Keep every line where the word "this" appears; drop the rest.

Records shown:
++++++++++++++++++++
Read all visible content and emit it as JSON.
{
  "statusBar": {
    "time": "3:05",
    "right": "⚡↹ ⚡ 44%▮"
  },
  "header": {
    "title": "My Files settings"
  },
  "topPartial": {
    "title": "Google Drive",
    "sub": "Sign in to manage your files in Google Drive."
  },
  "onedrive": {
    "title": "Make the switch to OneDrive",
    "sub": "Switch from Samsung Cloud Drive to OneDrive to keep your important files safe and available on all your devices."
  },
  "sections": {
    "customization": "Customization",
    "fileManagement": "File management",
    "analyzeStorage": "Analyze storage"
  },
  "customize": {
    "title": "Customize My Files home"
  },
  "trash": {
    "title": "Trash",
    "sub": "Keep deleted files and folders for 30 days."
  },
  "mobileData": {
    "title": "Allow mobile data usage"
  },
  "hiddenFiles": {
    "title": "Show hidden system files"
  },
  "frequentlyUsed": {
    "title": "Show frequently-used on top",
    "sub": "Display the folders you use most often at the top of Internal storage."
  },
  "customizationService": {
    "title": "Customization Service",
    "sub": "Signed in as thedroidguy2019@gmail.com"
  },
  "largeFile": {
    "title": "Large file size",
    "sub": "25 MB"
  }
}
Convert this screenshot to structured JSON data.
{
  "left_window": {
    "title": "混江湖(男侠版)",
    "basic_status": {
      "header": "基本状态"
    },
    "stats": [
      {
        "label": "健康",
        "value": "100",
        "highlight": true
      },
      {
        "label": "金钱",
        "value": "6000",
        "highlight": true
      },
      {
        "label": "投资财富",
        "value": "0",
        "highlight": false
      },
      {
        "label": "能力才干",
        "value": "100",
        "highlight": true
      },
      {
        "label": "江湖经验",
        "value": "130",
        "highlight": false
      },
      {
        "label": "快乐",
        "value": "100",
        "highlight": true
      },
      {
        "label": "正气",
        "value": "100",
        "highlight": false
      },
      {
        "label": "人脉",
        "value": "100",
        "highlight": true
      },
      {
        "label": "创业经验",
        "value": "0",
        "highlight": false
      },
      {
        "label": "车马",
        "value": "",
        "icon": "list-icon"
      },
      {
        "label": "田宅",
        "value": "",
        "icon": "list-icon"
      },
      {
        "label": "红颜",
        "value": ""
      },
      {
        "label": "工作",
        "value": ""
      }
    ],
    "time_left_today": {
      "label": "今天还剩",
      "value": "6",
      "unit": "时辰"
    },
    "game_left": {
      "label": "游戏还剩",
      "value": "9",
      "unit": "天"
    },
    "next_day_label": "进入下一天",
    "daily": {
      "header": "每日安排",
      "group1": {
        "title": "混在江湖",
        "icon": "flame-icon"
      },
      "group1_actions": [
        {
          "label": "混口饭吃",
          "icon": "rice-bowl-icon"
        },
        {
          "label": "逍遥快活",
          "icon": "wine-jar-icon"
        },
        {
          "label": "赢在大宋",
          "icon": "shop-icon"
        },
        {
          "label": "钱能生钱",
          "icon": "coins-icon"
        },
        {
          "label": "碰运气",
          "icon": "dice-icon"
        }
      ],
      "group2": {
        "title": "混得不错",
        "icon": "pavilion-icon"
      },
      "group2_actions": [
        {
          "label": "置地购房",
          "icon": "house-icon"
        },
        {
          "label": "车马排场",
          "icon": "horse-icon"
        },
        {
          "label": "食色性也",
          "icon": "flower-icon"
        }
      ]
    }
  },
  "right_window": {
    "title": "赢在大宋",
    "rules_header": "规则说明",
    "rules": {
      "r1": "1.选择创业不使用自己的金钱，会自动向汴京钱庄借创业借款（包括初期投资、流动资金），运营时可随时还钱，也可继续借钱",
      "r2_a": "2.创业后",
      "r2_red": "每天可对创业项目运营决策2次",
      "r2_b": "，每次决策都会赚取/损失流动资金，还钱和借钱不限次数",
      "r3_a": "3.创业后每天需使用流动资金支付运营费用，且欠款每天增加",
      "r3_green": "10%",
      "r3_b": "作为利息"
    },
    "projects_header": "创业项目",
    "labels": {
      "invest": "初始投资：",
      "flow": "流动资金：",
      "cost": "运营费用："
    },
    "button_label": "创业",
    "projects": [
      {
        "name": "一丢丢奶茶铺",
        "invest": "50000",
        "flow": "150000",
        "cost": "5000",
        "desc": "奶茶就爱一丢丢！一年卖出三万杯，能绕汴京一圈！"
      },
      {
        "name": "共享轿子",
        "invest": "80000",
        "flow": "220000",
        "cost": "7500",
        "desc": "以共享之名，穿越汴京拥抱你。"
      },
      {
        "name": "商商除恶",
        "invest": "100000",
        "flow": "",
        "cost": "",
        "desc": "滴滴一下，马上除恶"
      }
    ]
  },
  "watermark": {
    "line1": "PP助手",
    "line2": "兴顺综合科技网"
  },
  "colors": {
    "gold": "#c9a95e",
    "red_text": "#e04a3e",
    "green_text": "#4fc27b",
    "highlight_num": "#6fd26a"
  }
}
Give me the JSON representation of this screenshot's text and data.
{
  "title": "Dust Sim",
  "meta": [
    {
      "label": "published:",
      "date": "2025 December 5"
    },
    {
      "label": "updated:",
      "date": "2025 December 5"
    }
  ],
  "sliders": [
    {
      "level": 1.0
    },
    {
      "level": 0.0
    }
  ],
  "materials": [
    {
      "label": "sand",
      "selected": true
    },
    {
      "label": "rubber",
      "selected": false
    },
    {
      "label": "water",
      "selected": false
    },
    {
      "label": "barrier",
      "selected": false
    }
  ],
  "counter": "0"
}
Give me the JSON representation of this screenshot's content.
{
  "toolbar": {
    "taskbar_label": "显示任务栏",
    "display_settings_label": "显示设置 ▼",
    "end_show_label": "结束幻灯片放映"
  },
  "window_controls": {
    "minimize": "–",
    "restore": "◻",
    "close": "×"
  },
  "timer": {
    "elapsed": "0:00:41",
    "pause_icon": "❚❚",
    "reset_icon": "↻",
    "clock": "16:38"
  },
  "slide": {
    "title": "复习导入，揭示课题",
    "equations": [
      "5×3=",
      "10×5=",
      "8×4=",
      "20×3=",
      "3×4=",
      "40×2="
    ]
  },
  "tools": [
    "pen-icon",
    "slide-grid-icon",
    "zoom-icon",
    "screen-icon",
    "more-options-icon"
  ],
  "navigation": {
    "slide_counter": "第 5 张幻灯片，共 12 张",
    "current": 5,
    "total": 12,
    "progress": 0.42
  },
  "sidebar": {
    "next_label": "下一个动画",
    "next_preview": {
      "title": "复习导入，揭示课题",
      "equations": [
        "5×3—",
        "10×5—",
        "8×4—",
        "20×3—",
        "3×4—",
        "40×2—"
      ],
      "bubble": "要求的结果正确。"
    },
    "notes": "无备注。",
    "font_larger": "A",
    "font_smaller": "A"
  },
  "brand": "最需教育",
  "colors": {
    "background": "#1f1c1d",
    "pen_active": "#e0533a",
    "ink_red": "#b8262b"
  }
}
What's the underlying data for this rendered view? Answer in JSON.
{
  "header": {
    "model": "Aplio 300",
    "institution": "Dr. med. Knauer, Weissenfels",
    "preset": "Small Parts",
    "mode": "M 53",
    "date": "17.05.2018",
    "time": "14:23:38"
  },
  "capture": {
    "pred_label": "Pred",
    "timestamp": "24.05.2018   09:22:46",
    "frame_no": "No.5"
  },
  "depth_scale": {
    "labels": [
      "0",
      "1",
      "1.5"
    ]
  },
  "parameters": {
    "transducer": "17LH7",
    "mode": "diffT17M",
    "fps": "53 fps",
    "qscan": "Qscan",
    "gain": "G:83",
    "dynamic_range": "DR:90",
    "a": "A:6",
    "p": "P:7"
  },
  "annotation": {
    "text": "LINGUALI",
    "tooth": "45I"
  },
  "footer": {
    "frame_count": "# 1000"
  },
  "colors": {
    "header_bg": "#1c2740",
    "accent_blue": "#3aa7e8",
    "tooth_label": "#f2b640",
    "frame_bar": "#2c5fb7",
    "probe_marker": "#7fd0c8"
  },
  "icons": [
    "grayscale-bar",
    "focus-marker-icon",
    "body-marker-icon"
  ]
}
++++++++++++++++++++
Worked answer:
Convert this screenshot to structured JSON data.
Give me the JSON representation of this screenshot's text and data.
Give me the JSON representation of this screenshot's content.
What's the underlying data for this rendered view? Answer in JSON.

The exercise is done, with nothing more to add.